THE REQUEST
Go through the data below and gather each line containing "this".
Start LISTING
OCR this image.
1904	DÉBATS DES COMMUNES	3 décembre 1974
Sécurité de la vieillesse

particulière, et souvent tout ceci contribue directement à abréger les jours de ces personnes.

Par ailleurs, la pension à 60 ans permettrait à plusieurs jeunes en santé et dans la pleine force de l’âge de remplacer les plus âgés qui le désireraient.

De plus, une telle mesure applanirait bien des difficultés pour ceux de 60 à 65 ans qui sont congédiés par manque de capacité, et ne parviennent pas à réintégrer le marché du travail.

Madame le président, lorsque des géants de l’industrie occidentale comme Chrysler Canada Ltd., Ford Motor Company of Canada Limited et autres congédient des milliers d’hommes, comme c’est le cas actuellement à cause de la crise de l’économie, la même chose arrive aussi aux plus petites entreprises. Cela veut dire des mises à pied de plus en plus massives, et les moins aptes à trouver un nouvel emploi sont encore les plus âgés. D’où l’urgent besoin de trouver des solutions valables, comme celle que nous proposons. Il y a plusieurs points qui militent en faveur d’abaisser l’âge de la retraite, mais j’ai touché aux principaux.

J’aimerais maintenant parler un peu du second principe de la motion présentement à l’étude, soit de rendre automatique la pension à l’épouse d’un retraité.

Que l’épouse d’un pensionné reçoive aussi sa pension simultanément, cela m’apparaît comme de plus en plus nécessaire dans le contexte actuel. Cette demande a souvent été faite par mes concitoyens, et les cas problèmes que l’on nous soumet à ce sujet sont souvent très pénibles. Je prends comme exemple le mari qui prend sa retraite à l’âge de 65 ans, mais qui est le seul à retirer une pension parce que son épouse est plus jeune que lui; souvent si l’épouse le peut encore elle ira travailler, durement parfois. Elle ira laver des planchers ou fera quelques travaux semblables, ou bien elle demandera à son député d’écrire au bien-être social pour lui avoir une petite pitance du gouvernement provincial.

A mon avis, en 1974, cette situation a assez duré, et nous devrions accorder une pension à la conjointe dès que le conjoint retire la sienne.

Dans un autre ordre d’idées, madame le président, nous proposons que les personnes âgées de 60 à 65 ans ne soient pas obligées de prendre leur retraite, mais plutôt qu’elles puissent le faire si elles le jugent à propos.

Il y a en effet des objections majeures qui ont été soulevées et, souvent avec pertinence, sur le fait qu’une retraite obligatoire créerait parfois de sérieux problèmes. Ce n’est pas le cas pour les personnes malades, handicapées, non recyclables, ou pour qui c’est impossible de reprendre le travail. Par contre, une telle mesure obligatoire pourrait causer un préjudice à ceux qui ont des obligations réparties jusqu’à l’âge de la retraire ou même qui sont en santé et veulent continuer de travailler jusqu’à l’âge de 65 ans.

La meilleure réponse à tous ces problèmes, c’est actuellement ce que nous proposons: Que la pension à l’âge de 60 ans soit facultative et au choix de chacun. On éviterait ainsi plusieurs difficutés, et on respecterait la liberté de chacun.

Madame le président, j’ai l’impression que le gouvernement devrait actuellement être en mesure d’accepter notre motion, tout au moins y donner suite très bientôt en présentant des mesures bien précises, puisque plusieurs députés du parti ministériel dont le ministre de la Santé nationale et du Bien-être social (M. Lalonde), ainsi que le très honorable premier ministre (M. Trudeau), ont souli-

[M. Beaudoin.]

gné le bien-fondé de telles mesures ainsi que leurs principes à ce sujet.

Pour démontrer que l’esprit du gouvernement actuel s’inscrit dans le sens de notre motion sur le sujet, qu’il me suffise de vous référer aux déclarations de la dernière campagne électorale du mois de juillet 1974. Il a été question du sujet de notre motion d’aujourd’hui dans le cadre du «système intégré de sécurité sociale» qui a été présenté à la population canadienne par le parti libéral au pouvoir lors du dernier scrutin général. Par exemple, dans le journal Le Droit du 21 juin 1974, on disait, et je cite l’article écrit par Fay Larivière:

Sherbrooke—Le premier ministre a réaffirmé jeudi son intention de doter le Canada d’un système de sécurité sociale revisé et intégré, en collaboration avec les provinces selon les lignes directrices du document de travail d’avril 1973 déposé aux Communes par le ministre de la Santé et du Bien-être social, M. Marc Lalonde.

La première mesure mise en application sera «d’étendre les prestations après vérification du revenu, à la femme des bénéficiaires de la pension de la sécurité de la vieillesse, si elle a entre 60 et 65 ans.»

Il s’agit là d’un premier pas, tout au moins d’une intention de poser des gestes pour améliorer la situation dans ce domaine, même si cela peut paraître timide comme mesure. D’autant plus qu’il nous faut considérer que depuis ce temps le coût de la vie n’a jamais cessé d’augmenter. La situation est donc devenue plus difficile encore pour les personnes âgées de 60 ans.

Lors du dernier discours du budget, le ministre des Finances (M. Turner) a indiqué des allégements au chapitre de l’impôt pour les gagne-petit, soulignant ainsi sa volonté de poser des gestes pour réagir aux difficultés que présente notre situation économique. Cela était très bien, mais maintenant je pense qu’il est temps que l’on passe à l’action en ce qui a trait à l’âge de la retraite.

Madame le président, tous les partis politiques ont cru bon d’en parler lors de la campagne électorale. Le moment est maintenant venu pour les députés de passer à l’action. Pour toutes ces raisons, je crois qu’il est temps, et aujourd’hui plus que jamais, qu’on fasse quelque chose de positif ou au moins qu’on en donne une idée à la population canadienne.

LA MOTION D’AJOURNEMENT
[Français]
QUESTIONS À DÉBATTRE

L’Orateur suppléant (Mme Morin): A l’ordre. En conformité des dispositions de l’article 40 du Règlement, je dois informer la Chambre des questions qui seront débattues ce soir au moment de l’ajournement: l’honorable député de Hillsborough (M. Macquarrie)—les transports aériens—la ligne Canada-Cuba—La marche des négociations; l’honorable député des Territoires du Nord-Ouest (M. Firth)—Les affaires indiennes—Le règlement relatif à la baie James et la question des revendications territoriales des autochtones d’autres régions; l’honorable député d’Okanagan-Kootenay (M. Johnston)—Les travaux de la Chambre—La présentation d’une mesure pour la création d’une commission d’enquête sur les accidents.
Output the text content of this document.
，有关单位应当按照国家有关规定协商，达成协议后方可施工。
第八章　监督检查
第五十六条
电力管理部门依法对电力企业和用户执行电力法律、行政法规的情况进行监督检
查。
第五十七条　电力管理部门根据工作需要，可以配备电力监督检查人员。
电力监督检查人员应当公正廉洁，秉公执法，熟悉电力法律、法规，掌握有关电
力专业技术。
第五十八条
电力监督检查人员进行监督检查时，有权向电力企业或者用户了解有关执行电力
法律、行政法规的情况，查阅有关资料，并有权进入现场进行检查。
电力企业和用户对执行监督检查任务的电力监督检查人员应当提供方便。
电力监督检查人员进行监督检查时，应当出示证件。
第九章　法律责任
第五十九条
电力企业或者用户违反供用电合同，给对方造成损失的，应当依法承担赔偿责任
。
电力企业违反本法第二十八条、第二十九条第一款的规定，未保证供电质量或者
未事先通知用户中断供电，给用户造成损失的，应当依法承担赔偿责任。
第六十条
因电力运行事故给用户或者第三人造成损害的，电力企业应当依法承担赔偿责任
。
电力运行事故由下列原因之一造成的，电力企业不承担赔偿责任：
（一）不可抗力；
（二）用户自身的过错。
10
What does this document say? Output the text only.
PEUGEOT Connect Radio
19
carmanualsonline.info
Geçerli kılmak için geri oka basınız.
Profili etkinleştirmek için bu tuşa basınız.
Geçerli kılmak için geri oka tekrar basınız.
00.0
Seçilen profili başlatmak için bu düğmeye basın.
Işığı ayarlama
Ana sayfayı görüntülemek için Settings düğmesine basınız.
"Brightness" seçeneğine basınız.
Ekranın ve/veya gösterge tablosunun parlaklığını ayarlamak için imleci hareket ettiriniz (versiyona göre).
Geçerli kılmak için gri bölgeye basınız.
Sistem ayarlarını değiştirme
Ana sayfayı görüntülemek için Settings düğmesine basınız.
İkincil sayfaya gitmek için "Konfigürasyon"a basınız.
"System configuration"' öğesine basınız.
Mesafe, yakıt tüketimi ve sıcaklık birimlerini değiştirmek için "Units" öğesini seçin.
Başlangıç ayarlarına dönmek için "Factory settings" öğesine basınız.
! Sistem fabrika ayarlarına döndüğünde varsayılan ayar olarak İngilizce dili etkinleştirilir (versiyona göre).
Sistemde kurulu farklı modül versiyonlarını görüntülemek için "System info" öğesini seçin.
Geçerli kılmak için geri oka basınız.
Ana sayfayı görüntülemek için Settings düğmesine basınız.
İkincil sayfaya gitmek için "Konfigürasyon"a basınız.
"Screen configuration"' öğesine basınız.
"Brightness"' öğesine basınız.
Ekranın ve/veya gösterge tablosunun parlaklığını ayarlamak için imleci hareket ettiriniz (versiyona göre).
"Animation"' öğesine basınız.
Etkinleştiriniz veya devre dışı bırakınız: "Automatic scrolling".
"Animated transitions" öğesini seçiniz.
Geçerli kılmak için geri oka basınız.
End LISTING
EXPECTED ANSWER
OCR this image.
Output the text content of this document.
What does this document say? Output the text only.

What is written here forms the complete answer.